Passage provided.
Erlang: optimizing mnesia tables for read/write concurrency


I am working on a new Erlang project using mnesia. When I previously worked with ets, I could set up ets tables optimized for read concurrency, write concurrency, or both. I initially assumed that I could do the same thing with mnesia tables, but thus far I have not found how to do it by looking through the documentation (which surprises me, since mnesia is based on ets/dets from my understanding).

Anyone know if this is possible?


Solution

  • From docs:

    {storage_properties, [{Backend, Properties}]. Forwards additional properties to the backend storage. Backend can currently be ets or dets and Properties is a list of options sent to the backend storage during table creation. Properties may not contain properties already used by mnesia such as type or named_table.

    For example:

    mnesia:create_table(table, [{ram_copies, [node()]}, {disc_only_copies, nodes()},
                    {storage_properties,
                     [{ets, [compressed]}, {dets, [{auto_save, 5000}]} ]}])

Problems.
1. In the mnesia passage, why may the Properties list not include options such as type or named_table? Answer in one to three sentences.
2. Please write what comes next in the mnesia passage, picking up after its final line.

Source data.
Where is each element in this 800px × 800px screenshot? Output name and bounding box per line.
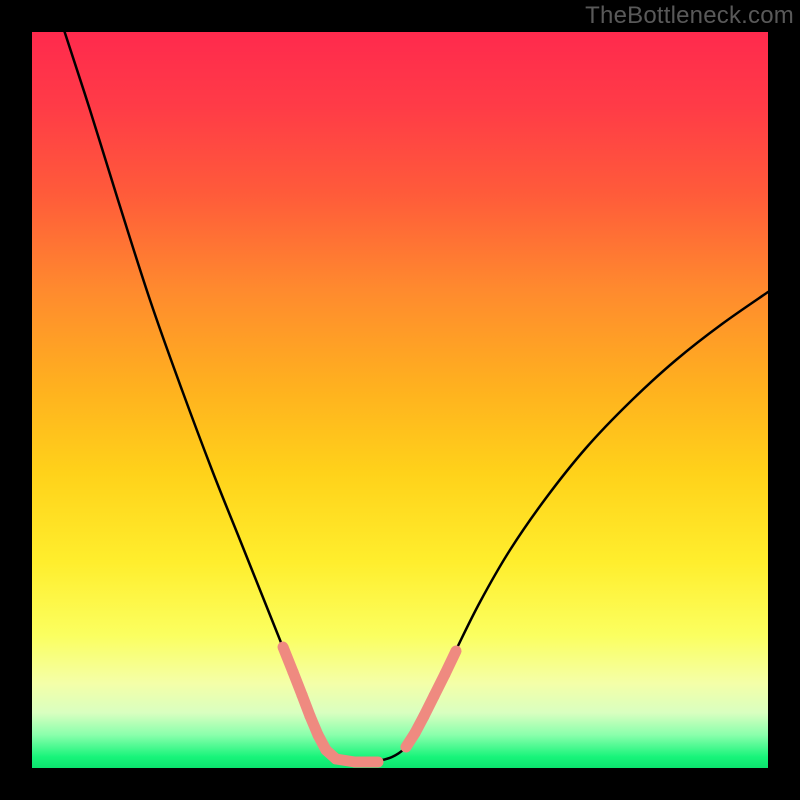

Solved problems.
1. Mnesia already uses those properties itself, so they may not appear in the list of options forwarded to the ets or dets backend.

2.
    But it is nor really so simple. Key to Mnesia is fact that this is distributed database, with features like replication or peristalsis. But this also introduces overhead of things like replication and overhead. Tinkering with those could be main source of your optimizations. This is especially important with concepts like transactions and dirty operations in mnesia.

    In Ets all operations are atomic, which is more or less easy to achieve since all data sits in one place (and makes write read optimizations also easier). In mnesia to make write atomic (ensure it's correctness) you need to create lock on possibly many nodes.

    But still it doesn't mean that all interactions with mnesia table have to be wrapped in strict transaction. Maybe you have some dirty reads or writes there.

    Tt all depends on your data, What it means, if there are any interleavings, and how (with how much certainty?) will you use it. So it depends much more on your domain, than on any mnesia setting.